AIM OF THE EXERCISE | Scan the data below for the string "Offre". Show every line where it turns up.

>> BEGIN GIVEN RECORDS

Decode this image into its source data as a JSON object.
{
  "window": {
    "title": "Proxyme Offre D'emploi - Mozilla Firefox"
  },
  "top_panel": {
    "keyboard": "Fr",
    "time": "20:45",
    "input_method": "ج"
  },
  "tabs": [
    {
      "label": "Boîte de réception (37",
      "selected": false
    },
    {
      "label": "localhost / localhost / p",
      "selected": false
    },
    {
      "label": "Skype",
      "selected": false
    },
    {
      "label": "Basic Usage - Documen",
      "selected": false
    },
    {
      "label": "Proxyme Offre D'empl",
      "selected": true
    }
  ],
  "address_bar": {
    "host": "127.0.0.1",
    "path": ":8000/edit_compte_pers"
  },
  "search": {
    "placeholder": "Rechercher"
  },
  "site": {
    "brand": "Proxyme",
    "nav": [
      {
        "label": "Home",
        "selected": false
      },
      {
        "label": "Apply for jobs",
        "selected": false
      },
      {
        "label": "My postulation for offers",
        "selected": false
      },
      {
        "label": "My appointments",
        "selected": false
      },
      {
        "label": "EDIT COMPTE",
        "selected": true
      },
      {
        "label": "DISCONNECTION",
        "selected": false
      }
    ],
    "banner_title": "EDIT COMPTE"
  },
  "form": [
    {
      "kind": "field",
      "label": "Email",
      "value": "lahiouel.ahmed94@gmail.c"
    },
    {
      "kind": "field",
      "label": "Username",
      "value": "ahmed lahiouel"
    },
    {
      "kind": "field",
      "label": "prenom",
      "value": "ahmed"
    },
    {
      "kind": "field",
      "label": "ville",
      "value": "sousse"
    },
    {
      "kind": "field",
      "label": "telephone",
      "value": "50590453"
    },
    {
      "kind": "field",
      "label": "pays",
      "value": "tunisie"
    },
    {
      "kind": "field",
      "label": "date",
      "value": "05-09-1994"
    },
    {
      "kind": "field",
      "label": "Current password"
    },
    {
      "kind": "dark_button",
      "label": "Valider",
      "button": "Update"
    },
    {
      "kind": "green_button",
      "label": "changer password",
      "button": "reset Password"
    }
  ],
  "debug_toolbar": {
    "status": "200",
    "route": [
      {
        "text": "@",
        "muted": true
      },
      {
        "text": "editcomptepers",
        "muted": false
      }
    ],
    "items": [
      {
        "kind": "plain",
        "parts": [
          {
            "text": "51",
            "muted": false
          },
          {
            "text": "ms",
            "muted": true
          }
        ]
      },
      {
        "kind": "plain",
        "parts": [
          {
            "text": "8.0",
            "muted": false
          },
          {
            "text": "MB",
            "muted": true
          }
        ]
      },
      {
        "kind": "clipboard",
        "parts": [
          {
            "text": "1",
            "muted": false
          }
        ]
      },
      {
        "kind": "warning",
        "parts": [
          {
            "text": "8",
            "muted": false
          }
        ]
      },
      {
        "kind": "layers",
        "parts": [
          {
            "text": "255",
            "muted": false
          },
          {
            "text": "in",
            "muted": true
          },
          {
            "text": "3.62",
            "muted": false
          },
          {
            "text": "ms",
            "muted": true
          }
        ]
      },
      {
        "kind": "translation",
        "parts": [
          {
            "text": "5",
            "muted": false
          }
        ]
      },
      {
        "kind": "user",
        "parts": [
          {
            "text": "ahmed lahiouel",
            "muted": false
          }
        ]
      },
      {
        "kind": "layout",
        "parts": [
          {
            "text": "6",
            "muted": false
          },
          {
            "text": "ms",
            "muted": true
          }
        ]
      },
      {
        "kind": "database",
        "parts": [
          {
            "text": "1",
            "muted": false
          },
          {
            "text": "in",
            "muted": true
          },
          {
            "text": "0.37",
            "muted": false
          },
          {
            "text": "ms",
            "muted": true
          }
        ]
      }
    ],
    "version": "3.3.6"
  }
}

>> END GIVEN RECORDS

SOLVED EXERCISE |
    "title": "Proxyme Offre D'emploi - Mozilla Firefox"
      "label": "Proxyme Offre D'empl",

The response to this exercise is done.